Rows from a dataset
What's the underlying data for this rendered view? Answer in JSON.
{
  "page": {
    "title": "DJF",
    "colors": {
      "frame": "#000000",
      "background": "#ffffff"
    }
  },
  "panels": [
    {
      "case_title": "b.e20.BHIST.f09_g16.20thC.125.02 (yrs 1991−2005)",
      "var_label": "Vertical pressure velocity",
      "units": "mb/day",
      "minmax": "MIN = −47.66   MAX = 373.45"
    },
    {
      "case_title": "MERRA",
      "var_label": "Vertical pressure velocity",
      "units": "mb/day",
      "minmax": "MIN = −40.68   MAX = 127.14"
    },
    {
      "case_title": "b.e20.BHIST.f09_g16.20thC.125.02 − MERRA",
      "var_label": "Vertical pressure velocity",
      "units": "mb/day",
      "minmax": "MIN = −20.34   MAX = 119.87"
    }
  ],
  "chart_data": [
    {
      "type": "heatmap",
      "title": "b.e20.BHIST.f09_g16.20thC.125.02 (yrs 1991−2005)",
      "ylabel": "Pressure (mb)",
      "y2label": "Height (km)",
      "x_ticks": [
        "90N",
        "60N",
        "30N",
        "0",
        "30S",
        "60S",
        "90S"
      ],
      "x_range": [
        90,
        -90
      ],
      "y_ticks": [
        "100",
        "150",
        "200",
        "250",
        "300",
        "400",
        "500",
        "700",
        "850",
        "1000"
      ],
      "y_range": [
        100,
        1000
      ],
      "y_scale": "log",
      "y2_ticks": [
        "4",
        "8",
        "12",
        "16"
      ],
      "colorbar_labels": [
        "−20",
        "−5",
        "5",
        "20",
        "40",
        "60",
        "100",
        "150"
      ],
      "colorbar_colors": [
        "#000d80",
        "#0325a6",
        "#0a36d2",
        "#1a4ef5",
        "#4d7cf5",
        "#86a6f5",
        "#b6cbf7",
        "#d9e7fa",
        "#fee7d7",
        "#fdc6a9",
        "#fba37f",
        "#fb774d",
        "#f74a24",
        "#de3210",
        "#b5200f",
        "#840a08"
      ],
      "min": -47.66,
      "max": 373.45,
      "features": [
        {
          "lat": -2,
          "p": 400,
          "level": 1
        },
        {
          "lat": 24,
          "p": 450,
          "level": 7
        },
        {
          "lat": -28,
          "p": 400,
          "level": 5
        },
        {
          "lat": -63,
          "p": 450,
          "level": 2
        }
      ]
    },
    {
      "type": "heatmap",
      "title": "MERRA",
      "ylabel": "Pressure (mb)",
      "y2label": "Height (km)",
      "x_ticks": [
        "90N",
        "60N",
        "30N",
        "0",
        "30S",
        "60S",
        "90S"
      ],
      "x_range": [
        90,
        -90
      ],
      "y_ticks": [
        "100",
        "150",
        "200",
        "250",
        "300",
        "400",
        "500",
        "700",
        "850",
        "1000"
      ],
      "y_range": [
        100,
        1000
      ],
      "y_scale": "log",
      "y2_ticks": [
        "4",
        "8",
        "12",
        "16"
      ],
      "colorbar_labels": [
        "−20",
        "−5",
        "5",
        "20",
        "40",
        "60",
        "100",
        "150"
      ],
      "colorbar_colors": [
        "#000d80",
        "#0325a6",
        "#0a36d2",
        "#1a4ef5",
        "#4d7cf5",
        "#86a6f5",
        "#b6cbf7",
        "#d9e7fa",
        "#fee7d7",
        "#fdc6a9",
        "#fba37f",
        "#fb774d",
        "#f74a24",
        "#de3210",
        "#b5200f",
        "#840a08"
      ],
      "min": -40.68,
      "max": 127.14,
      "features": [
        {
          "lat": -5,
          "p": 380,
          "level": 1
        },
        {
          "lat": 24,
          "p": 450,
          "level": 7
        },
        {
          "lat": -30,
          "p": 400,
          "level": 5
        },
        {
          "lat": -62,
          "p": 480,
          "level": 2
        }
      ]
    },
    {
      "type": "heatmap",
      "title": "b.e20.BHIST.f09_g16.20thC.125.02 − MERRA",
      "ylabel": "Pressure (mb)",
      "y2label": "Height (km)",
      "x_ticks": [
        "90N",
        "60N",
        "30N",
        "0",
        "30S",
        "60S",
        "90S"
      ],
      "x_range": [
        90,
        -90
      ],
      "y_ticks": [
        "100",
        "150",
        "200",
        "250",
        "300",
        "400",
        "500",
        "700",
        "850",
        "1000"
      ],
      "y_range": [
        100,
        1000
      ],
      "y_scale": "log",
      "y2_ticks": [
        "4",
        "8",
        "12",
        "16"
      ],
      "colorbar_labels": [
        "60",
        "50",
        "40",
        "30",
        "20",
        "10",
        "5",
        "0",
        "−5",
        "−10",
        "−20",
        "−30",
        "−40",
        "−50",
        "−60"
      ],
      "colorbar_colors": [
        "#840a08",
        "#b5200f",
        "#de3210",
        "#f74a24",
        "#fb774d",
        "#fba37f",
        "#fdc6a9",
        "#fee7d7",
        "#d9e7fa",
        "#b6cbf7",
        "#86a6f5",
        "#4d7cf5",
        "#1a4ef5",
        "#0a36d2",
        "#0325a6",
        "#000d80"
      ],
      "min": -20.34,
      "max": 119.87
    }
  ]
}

* * *

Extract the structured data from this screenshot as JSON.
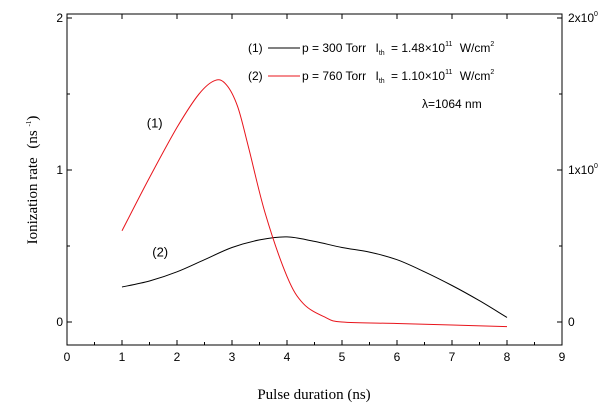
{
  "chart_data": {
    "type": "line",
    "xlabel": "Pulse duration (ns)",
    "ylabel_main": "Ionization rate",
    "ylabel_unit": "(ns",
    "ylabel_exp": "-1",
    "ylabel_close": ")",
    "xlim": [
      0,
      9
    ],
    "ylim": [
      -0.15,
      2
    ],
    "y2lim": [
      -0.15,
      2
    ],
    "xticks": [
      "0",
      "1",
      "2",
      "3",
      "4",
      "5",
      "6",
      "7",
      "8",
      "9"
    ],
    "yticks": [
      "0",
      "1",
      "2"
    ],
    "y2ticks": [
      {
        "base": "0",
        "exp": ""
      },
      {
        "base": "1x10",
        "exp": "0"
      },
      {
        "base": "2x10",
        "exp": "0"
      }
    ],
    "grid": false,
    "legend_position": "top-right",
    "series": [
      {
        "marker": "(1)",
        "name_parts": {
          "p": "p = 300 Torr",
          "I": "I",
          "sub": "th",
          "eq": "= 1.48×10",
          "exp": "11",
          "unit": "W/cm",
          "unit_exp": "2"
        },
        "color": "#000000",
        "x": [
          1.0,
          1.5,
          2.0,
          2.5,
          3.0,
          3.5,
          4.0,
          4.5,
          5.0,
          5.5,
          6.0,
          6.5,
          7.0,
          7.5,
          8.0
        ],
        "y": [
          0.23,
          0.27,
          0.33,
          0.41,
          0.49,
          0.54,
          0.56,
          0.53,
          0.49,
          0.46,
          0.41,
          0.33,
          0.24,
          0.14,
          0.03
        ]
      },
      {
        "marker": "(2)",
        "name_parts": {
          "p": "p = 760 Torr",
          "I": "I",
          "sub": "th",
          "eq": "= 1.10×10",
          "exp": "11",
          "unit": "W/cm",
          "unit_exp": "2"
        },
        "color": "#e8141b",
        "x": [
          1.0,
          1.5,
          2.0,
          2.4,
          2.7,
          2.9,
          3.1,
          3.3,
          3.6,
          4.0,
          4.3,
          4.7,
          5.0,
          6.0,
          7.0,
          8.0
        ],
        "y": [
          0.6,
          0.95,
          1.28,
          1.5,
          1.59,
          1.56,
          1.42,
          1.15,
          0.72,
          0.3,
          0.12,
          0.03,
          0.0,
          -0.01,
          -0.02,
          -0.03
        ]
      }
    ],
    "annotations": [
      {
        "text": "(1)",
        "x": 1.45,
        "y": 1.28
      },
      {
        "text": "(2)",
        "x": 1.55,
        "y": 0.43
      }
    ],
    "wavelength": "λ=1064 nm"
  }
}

*Work instructions*: Search the entries for the word "MERRA" and pick out every line that holds it.

*Final result*:
      "case_title": "MERRA",
      "case_title": "b.e20.BHIST.f09_g16.20thC.125.02 − MERRA",
      "title": "MERRA",
      "title": "b.e20.BHIST.f09_g16.20thC.125.02 − MERRA",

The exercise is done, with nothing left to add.